(Records from a data collection)
** START **
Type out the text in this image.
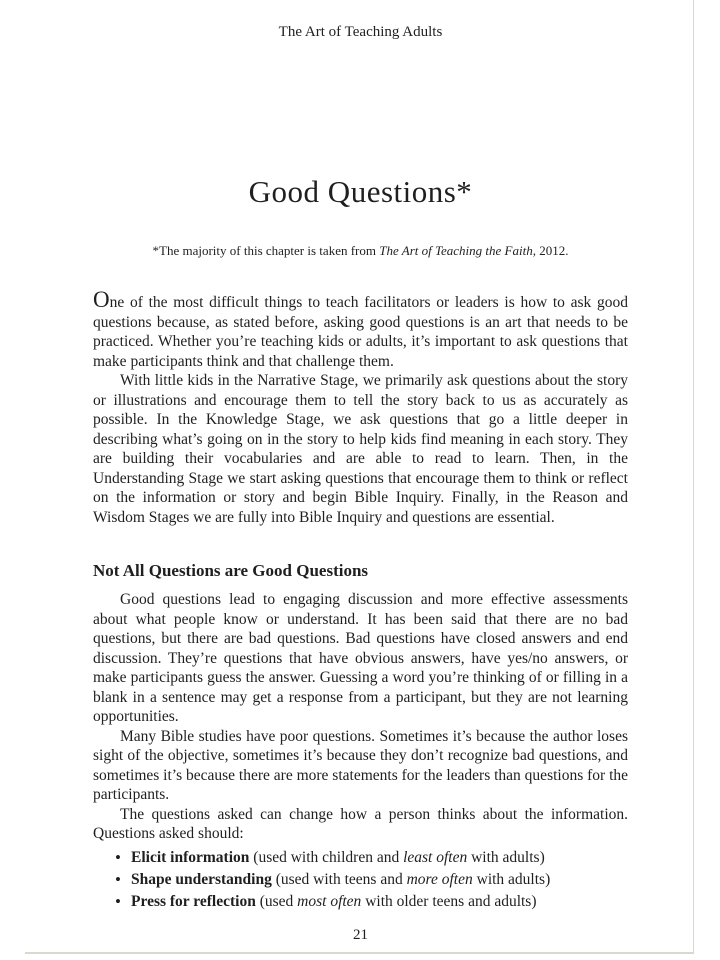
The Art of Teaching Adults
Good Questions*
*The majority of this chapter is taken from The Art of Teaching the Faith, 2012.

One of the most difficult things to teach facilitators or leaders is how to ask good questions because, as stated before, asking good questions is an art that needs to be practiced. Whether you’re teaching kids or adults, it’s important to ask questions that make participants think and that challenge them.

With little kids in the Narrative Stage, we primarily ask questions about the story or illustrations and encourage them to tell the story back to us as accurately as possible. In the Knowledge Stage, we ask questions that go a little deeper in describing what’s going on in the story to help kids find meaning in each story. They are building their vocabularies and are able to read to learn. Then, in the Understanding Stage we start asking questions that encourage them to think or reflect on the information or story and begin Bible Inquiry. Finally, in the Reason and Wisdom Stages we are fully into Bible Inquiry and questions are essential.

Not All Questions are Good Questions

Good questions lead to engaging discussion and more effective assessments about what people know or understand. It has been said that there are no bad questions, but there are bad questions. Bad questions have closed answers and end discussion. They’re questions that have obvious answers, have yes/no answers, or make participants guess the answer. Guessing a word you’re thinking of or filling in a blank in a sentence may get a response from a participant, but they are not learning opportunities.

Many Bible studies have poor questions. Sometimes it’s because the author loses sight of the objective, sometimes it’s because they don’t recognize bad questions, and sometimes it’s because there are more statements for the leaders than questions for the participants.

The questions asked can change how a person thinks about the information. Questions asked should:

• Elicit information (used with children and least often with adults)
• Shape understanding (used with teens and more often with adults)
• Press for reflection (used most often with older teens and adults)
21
** END **
▸ **What this task involves**:
Pick out the lines above containing the word "leaders", then copy them.

▸ **Expected answer**:
One of the most difficult things to teach facilitators or leaders is how to ask good questions because, as stated before, asking good questions is an art that needs to be practiced. Whether you’re teaching kids or adults, it’s important to ask questions that make participants think and that challenge them.
Many Bible studies have poor questions. Sometimes it’s because the author loses sight of the objective, sometimes it’s because they don’t recognize bad questions, and sometimes it’s because there are more statements for the leaders than questions for the participants.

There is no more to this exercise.